— START —
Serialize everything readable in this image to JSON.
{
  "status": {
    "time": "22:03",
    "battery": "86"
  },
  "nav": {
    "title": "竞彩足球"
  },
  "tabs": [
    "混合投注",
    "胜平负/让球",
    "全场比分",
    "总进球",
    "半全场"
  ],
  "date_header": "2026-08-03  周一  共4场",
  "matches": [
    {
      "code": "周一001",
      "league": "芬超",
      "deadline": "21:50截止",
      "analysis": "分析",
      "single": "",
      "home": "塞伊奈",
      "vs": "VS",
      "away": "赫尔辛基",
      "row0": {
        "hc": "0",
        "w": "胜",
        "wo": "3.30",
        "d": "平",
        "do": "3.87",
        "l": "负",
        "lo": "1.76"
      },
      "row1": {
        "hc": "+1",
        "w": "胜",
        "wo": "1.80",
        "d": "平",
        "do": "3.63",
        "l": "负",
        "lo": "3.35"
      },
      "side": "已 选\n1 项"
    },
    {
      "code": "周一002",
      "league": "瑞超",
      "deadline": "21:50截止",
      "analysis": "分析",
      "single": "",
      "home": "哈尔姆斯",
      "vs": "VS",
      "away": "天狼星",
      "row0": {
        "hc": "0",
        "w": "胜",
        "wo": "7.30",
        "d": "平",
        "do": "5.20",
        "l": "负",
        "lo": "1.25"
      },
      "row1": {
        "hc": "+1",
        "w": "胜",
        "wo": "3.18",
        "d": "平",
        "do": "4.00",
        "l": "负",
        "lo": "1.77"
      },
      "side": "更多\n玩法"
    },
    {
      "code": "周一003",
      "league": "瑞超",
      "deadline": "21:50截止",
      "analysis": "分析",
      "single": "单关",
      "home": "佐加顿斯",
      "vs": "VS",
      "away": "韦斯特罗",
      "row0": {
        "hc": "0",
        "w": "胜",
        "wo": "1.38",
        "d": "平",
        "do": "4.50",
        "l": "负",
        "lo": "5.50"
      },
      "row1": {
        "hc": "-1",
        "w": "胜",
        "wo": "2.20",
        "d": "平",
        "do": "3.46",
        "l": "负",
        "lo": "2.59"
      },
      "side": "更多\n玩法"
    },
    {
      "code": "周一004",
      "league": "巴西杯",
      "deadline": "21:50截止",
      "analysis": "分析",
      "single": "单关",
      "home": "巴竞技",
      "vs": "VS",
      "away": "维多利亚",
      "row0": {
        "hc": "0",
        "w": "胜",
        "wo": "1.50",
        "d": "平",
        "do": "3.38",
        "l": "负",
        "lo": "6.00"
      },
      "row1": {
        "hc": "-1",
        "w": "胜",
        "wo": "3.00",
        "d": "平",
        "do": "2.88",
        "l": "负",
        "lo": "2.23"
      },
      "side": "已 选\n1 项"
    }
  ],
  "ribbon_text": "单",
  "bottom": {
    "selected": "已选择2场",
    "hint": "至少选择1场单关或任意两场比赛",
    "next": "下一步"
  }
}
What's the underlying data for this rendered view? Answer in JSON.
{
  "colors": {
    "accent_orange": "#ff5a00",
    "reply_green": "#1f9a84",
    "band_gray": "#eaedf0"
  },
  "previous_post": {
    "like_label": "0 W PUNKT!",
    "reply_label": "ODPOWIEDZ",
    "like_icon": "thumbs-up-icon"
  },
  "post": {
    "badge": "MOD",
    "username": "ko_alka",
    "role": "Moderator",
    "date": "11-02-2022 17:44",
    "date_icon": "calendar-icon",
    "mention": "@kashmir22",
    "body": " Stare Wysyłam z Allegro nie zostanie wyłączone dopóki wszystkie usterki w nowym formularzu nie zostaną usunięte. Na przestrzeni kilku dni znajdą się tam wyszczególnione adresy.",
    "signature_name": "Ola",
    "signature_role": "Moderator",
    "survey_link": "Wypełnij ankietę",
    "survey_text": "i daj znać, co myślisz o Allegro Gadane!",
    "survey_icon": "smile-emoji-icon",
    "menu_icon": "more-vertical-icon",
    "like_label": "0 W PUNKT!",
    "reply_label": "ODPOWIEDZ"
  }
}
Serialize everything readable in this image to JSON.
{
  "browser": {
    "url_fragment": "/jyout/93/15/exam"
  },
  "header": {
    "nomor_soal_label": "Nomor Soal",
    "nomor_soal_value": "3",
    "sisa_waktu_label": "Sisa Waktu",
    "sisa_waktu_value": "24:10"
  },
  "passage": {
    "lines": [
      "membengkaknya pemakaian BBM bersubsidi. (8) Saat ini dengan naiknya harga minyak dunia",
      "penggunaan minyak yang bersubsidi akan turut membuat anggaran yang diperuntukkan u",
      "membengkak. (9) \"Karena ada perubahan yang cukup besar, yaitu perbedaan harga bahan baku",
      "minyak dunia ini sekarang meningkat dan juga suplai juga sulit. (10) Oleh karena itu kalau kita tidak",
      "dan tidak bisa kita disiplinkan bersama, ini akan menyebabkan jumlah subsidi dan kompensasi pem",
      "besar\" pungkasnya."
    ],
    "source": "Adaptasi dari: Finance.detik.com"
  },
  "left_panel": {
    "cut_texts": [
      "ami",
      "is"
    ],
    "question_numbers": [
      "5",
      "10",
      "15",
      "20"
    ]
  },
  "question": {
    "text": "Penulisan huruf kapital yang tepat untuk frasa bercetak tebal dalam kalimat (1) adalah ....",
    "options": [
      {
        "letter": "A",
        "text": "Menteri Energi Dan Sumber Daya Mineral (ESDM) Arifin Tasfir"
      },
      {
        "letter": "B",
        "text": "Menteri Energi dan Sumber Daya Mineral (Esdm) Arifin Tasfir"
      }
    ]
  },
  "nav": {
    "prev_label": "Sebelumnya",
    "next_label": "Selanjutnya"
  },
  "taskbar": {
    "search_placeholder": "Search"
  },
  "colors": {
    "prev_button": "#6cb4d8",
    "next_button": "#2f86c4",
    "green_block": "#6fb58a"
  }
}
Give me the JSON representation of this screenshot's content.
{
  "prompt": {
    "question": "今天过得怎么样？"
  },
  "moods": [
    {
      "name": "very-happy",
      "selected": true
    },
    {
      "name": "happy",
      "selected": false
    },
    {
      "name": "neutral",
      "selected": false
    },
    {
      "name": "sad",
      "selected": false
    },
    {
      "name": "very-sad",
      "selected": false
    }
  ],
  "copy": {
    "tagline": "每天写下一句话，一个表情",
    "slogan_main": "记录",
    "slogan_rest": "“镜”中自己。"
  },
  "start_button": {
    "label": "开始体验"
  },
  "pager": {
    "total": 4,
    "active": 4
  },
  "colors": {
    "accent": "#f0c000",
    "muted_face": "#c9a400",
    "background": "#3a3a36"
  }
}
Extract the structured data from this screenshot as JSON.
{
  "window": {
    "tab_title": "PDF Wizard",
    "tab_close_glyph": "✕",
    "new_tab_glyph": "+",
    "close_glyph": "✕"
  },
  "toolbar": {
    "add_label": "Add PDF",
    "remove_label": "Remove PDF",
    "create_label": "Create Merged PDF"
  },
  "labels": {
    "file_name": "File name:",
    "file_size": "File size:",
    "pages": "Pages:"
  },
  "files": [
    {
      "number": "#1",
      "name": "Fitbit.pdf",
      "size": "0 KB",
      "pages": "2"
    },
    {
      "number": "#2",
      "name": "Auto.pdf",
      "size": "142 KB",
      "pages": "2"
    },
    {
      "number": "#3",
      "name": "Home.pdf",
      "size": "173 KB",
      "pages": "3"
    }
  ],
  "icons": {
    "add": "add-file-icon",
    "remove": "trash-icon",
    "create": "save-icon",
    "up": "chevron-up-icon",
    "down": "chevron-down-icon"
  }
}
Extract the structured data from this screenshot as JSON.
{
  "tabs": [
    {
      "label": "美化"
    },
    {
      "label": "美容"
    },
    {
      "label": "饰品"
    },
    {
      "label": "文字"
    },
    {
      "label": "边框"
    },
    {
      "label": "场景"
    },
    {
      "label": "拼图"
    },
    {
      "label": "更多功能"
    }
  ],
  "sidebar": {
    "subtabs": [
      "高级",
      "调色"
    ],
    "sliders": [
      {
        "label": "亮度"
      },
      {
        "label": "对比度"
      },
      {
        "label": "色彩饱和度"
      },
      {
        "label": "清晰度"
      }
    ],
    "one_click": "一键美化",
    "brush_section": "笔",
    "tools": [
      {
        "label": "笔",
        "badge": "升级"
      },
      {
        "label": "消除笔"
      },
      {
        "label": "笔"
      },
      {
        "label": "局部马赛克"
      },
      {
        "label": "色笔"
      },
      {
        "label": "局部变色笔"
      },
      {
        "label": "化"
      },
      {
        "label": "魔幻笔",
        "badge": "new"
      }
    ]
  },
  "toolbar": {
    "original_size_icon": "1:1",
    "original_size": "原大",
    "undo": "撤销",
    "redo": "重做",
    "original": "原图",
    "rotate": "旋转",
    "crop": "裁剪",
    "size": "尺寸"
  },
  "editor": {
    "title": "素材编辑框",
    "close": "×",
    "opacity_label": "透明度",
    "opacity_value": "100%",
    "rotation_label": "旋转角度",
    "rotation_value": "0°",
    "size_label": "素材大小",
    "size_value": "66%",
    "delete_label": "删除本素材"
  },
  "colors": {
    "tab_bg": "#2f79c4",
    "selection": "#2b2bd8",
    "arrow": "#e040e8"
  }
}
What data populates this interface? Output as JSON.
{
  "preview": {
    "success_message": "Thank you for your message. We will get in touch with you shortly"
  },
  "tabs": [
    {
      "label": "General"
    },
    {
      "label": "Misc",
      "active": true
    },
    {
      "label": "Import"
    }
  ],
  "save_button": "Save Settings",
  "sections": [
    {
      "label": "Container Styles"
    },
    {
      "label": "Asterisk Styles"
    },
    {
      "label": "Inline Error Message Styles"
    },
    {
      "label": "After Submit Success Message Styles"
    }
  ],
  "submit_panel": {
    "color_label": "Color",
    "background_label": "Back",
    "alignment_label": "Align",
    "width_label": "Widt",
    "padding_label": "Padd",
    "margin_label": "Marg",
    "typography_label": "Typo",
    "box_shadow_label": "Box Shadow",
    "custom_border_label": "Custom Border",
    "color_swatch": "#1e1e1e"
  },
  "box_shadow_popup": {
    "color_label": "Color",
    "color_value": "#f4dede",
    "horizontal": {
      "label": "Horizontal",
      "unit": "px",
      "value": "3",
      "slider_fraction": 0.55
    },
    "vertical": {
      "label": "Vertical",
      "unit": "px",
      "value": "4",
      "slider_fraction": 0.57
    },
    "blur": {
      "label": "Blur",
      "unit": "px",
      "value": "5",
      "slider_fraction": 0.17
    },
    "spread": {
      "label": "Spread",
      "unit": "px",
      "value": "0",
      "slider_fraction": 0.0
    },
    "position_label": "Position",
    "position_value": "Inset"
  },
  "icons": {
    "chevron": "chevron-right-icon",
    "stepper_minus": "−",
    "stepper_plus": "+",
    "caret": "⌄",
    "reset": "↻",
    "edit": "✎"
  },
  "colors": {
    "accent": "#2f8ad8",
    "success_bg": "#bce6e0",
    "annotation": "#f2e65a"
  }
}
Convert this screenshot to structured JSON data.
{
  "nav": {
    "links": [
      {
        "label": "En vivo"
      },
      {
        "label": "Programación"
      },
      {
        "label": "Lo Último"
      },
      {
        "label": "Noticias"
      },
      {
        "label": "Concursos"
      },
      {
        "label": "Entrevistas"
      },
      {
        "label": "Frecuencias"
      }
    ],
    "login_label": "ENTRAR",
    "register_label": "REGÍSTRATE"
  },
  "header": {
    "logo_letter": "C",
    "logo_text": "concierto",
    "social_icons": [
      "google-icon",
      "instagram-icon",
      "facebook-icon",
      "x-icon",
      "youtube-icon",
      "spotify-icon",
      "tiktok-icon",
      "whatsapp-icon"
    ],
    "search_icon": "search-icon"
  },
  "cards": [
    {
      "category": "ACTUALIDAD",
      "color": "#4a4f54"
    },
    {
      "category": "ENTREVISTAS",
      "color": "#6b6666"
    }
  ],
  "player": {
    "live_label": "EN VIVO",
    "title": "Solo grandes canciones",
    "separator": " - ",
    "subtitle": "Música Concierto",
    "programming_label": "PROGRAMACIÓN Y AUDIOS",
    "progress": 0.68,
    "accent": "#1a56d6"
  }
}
— END —
EXERCISE REQUIREMENTS. Show each line of the data that contains the string "bersubsidi".

SOLUTION TO THIS PROBLEM.
      "membengkaknya pemakaian BBM bersubsidi. (8) Saat ini dengan naiknya harga minyak dunia",
      "penggunaan minyak yang bersubsidi akan turut membuat anggaran yang diperuntukkan u",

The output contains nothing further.